* Supplied material
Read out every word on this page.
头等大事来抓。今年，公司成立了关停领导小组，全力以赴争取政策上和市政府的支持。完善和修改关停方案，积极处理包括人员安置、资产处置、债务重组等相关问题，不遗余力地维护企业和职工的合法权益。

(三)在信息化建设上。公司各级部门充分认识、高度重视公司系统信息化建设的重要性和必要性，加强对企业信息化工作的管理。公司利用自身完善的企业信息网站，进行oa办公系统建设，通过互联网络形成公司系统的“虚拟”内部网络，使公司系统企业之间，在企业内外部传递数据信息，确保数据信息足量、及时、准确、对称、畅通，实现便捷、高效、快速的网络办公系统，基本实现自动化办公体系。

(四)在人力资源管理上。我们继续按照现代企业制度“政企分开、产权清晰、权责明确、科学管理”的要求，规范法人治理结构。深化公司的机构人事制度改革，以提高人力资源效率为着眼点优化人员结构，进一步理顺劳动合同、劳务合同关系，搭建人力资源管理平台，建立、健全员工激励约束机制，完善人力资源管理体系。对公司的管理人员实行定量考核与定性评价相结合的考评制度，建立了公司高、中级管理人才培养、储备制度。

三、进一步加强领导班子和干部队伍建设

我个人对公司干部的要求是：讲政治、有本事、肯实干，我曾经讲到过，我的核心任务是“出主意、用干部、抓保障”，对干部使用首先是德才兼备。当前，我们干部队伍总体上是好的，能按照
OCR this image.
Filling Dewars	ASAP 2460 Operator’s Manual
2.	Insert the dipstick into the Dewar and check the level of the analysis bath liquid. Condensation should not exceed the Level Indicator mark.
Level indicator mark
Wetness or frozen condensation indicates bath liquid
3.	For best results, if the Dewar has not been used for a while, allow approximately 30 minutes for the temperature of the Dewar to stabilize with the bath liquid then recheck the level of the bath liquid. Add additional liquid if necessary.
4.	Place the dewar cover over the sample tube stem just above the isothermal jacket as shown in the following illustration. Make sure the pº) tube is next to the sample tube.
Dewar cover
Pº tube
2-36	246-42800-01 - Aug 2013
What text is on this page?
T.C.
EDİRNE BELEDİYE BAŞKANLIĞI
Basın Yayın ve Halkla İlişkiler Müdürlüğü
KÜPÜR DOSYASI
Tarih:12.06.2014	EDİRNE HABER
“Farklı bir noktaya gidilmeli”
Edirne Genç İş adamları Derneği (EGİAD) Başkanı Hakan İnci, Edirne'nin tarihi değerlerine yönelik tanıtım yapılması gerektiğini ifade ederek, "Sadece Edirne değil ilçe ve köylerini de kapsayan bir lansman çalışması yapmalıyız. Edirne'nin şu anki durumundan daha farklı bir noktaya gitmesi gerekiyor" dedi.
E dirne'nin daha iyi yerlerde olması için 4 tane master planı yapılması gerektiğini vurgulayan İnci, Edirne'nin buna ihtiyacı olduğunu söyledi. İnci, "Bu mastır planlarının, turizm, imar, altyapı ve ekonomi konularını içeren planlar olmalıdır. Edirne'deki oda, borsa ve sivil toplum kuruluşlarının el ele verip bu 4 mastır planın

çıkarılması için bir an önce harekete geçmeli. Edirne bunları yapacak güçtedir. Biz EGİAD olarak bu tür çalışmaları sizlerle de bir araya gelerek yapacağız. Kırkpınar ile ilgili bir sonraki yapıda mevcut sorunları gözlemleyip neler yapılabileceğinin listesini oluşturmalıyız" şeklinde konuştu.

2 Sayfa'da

* Work to be completed
In the records above, locate every line with the string "yapılması" and copy it.

* Exercise solution
Edirne Genç İş adamları Derneği (EGİAD) Başkanı Hakan İnci, Edirne'nin tarihi değerlerine yönelik tanıtım yapılması gerektiğini ifade ederek, "Sadece Edirne değil ilçe ve köylerini de kapsayan bir lansman çalışması yapmalıyız. Edirne'nin şu anki durumundan daha farklı bir noktaya gitmesi gerekiyor" dedi.
E dirne'nin daha iyi yerlerde olması için 4 tane master planı yapılması gerektiğini vurgulayan İnci, Edirne'nin buna ihtiyacı olduğunu söyledi. İnci, "Bu mastır planlarının, turizm, imar, altyapı ve ekonomi konularını içeren planlar olmalıdır. Edirne'deki oda, borsa ve sivil toplum kuruluşlarının el ele verip bu 4 mastır planın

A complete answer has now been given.